===== Material provided

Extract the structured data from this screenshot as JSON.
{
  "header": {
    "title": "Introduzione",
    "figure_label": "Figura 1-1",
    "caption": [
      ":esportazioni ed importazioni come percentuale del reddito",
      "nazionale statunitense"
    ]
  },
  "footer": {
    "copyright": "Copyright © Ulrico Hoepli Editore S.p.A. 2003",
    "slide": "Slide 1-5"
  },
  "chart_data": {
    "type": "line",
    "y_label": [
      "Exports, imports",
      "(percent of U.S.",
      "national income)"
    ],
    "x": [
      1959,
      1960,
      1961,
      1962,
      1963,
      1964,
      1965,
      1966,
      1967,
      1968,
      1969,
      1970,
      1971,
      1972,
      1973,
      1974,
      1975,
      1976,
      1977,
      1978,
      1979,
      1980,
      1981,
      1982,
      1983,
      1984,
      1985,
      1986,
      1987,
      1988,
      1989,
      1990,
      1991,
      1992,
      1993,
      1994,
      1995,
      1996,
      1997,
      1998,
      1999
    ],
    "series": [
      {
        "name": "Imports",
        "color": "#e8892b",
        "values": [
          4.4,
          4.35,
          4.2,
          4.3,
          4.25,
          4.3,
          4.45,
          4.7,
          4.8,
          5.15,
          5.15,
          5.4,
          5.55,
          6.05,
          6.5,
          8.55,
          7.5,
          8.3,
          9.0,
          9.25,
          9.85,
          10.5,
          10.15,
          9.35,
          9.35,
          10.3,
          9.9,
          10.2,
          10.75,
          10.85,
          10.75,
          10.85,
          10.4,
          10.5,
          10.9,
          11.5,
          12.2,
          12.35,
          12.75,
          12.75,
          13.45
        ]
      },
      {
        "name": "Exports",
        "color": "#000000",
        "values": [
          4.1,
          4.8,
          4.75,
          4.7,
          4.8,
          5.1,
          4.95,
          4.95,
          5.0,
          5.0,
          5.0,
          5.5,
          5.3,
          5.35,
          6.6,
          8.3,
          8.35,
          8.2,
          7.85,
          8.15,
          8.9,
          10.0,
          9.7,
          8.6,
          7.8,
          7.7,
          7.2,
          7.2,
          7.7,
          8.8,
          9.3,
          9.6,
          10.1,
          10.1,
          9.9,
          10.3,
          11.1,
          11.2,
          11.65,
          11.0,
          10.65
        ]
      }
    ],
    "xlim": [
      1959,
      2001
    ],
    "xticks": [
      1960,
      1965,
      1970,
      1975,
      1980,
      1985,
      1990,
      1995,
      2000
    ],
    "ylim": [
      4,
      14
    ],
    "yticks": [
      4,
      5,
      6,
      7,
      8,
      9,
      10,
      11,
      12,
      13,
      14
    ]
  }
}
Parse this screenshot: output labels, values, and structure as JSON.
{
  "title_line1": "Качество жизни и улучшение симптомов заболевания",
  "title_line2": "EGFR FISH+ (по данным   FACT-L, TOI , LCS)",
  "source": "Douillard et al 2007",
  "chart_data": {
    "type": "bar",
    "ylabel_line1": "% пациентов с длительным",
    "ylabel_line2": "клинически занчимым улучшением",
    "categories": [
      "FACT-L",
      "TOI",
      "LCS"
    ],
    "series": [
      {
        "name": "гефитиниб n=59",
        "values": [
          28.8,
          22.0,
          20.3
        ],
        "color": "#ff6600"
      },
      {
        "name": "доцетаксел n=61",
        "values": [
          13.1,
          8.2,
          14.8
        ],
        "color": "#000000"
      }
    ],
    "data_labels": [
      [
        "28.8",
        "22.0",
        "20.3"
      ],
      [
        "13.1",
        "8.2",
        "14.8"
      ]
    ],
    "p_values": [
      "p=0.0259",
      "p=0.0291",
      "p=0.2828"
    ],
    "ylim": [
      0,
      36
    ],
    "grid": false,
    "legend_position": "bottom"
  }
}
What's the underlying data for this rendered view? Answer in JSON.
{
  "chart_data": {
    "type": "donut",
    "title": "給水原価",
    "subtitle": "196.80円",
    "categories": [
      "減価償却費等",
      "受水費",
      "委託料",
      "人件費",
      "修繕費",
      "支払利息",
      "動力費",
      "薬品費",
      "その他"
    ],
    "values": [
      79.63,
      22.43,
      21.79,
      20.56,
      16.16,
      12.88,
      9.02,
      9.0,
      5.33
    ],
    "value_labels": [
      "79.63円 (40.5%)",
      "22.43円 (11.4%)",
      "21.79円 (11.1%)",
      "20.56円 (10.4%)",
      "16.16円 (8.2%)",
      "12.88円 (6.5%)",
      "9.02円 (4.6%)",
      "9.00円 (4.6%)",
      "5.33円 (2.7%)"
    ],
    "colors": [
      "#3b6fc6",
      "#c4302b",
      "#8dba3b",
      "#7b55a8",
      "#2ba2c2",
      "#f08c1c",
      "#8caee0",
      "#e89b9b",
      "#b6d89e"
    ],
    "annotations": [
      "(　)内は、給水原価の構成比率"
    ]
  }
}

==========

-- Set exercise --
Please reproduce every line of the material word for word.

-- Solution for this problem --
Extract the structured data from this screenshot as JSON.
{
  "header": {
    "title": "Introduzione",
    "figure_label": "Figura 1-1",
    "caption": [
      ":esportazioni ed importazioni come percentuale del reddito",
      "nazionale statunitense"
    ]
  },
  "footer": {
    "copyright": "Copyright © Ulrico Hoepli Editore S.p.A. 2003",
    "slide": "Slide 1-5"
  },
  "chart_data": {
    "type": "line",
    "y_label": [
      "Exports, imports",
      "(percent of U.S.",
      "national income)"
    ],
    "x": [
      1959,
      1960,
      1961,
      1962,
      1963,
      1964,
      1965,
      1966,
      1967,
      1968,
      1969,
      1970,
      1971,
      1972,
      1973,
      1974,
      1975,
      1976,
      1977,
      1978,
      1979,
      1980,
      1981,
      1982,
      1983,
      1984,
      1985,
      1986,
      1987,
      1988,
      1989,
      1990,
      1991,
      1992,
      1993,
      1994,
      1995,
      1996,
      1997,
      1998,
      1999
    ],
    "series": [
      {
        "name": "Imports",
        "color": "#e8892b",
        "values": [
          4.4,
          4.35,
          4.2,
          4.3,
          4.25,
          4.3,
          4.45,
          4.7,
          4.8,
          5.15,
          5.15,
          5.4,
          5.55,
          6.05,
          6.5,
          8.55,
          7.5,
          8.3,
          9.0,
          9.25,
          9.85,
          10.5,
          10.15,
          9.35,
          9.35,
          10.3,
          9.9,
          10.2,
          10.75,
          10.85,
          10.75,
          10.85,
          10.4,
          10.5,
          10.9,
          11.5,
          12.2,
          12.35,
          12.75,
          12.75,
          13.45
        ]
      },
      {
        "name": "Exports",
        "color": "#000000",
        "values": [
          4.1,
          4.8,
          4.75,
          4.7,
          4.8,
          5.1,
          4.95,
          4.95,
          5.0,
          5.0,
          5.0,
          5.5,
          5.3,
          5.35,
          6.6,
          8.3,
          8.35,
          8.2,
          7.85,
          8.15,
          8.9,
          10.0,
          9.7,
          8.6,
          7.8,
          7.7,
          7.2,
          7.2,
          7.7,
          8.8,
          9.3,
          9.6,
          10.1,
          10.1,
          9.9,
          10.3,
          11.1,
          11.2,
          11.65,
          11.0,
          10.65
        ]
      }
    ],
    "xlim": [
      1959,
      2001
    ],
    "xticks": [
      1960,
      1965,
      1970,
      1975,
      1980,
      1985,
      1990,
      1995,
      2000
    ],
    "ylim": [
      4,
      14
    ],
    "yticks": [
      4,
      5,
      6,
      7,
      8,
      9,
      10,
      11,
      12,
      13,
      14
    ]
  }
}
Parse this screenshot: output labels, values, and structure as JSON.
{
  "title_line1": "Качество жизни и улучшение симптомов заболевания",
  "title_line2": "EGFR FISH+ (по данным   FACT-L, TOI , LCS)",
  "source": "Douillard et al 2007",
  "chart_data": {
    "type": "bar",
    "ylabel_line1": "% пациентов с длительным",
    "ylabel_line2": "клинически занчимым улучшением",
    "categories": [
      "FACT-L",
      "TOI",
      "LCS"
    ],
    "series": [
      {
        "name": "гефитиниб n=59",
        "values": [
          28.8,
          22.0,
          20.3
        ],
        "color": "#ff6600"
      },
      {
        "name": "доцетаксел n=61",
        "values": [
          13.1,
          8.2,
          14.8
        ],
        "color": "#000000"
      }
    ],
    "data_labels": [
      [
        "28.8",
        "22.0",
        "20.3"
      ],
      [
        "13.1",
        "8.2",
        "14.8"
      ]
    ],
    "p_values": [
      "p=0.0259",
      "p=0.0291",
      "p=0.2828"
    ],
    "ylim": [
      0,
      36
    ],
    "grid": false,
    "legend_position": "bottom"
  }
}
What's the underlying data for this rendered view? Answer in JSON.
{
  "chart_data": {
    "type": "donut",
    "title": "給水原価",
    "subtitle": "196.80円",
    "categories": [
      "減価償却費等",
      "受水費",
      "委託料",
      "人件費",
      "修繕費",
      "支払利息",
      "動力費",
      "薬品費",
      "その他"
    ],
    "values": [
      79.63,
      22.43,
      21.79,
      20.56,
      16.16,
      12.88,
      9.02,
      9.0,
      5.33
    ],
    "value_labels": [
      "79.63円 (40.5%)",
      "22.43円 (11.4%)",
      "21.79円 (11.1%)",
      "20.56円 (10.4%)",
      "16.16円 (8.2%)",
      "12.88円 (6.5%)",
      "9.02円 (4.6%)",
      "9.00円 (4.6%)",
      "5.33円 (2.7%)"
    ],
    "colors": [
      "#3b6fc6",
      "#c4302b",
      "#8dba3b",
      "#7b55a8",
      "#2ba2c2",
      "#f08c1c",
      "#8caee0",
      "#e89b9b",
      "#b6d89e"
    ],
    "annotations": [
      "(　)内は、給水原価の構成比率"
    ]
  }
}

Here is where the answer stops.